----- PROVIDED INFORMATION -----
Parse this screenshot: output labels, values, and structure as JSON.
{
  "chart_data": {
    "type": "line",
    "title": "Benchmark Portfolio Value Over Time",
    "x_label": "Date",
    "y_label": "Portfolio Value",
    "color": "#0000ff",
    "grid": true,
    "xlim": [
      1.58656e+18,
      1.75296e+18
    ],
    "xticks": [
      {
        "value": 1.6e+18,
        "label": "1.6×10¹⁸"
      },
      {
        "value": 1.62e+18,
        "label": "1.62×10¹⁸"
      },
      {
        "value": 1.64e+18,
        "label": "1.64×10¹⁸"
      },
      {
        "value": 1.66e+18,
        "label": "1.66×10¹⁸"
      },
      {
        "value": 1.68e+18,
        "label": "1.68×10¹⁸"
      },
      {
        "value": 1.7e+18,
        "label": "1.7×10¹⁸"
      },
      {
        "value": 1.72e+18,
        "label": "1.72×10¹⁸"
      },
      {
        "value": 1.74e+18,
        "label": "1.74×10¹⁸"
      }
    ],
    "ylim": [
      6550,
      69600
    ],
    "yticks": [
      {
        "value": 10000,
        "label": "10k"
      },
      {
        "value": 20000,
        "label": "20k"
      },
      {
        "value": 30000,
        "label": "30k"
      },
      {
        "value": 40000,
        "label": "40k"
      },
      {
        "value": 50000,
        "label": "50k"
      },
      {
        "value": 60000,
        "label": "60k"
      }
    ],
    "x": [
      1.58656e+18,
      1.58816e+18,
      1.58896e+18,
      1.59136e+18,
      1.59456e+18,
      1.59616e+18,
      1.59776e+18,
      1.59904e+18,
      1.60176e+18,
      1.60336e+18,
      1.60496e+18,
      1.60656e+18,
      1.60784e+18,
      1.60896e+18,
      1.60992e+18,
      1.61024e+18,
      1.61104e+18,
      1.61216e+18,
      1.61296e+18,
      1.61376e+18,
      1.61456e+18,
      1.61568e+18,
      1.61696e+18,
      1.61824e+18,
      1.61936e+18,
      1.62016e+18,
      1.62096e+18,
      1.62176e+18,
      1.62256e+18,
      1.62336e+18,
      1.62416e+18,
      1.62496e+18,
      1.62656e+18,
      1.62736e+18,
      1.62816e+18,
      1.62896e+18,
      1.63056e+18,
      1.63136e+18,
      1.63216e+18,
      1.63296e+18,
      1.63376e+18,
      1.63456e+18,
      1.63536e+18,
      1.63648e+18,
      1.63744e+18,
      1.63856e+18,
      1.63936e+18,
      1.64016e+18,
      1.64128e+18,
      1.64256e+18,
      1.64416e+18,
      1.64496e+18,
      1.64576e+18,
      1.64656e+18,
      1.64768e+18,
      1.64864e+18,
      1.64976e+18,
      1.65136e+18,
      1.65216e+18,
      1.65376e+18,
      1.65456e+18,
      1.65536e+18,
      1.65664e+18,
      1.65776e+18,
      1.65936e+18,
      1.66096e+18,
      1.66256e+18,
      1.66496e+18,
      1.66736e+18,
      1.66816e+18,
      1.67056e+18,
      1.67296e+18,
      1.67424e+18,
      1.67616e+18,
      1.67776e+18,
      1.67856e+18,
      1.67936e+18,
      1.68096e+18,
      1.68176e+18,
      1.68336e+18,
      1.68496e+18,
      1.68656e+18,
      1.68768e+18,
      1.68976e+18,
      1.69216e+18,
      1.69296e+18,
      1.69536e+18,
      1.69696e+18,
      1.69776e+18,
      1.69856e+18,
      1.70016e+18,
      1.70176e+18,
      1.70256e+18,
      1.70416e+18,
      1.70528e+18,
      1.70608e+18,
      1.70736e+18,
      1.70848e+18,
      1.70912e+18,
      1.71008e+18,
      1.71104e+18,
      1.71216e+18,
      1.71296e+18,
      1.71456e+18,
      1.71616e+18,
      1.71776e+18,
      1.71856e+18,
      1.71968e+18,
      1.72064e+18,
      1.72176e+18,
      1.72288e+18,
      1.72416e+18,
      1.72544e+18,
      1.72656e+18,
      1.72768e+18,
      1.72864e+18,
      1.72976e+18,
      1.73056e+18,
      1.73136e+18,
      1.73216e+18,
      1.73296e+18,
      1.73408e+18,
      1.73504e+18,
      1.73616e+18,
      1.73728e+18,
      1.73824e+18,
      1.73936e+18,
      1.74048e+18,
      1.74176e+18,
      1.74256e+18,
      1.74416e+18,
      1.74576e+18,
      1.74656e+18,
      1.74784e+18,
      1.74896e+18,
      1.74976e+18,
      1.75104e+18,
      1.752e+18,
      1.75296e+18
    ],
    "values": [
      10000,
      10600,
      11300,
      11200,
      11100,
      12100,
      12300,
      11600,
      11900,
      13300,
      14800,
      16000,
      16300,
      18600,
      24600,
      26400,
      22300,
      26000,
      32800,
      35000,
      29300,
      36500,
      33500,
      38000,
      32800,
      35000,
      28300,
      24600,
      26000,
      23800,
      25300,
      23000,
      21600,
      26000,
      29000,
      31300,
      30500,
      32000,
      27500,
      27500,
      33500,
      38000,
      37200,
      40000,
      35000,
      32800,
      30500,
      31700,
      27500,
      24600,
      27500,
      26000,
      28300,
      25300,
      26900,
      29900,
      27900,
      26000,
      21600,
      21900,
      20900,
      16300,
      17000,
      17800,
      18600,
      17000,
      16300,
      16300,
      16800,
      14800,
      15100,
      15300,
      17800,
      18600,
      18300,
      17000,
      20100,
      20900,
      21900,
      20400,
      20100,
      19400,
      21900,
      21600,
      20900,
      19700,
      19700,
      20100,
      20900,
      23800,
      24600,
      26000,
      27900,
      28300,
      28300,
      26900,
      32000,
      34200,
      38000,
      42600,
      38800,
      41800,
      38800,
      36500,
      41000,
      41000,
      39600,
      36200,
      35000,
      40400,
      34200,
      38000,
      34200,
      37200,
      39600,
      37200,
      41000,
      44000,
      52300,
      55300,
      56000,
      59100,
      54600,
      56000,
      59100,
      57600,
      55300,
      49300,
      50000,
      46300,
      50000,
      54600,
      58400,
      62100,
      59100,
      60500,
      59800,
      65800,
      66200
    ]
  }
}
-----
INSTRUCTION:
Only lines that contain the word "values" are wanted; copy each of them.

EXERCISE OUTPUT:
Parse this screenshot: output labels, values, and structure as JSON.
    "values": [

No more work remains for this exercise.